### The exercise
Select the lines of the records containing the word "values" and list them.

### Saved data entries
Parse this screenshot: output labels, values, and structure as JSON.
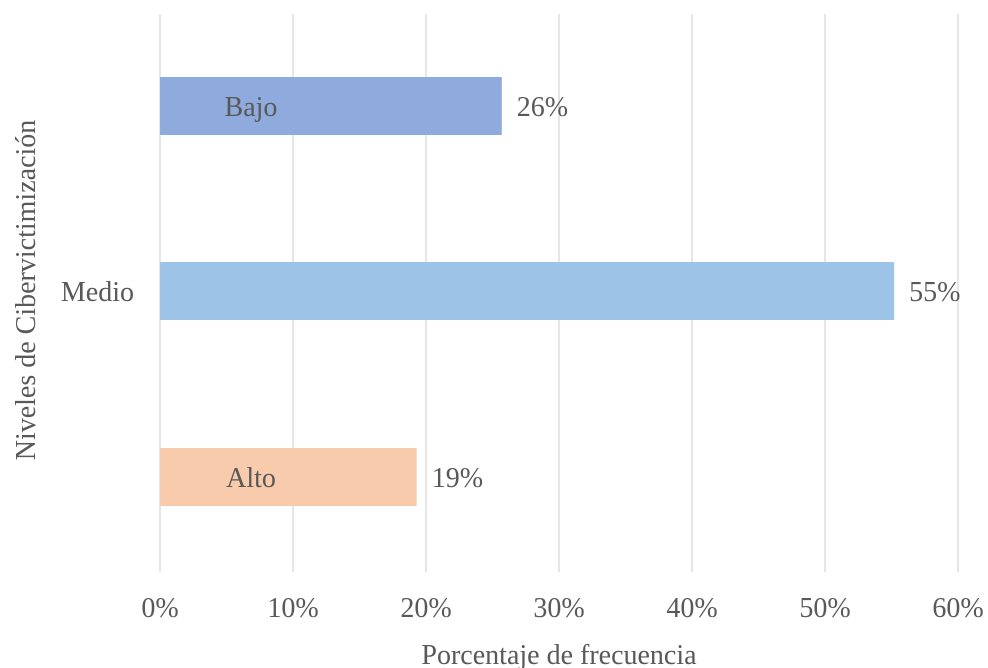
{
  "chart_data": {
    "type": "bar",
    "orientation": "horizontal",
    "title": "",
    "xlabel": "Porcentaje de frecuencia",
    "ylabel": "Niveles de Cibervictimización",
    "categories": [
      "Bajo",
      "Medio",
      "Alto"
    ],
    "values": [
      25.7,
      55.2,
      19.3
    ],
    "data_labels": [
      "26%",
      "55%",
      "19%"
    ],
    "colors": [
      "#8faadc",
      "#9dc3e6",
      "#f8cbad"
    ],
    "xlim": [
      0,
      60
    ],
    "xticks": [
      0,
      10,
      20,
      30,
      40,
      50,
      60
    ],
    "xtick_labels": [
      "0%",
      "10%",
      "20%",
      "30%",
      "40%",
      "50%",
      "60%"
    ],
    "grid": "vertical",
    "legend": "none"
  }
}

### The result
Parse this screenshot: output labels, values, and structure as JSON.
    "values": [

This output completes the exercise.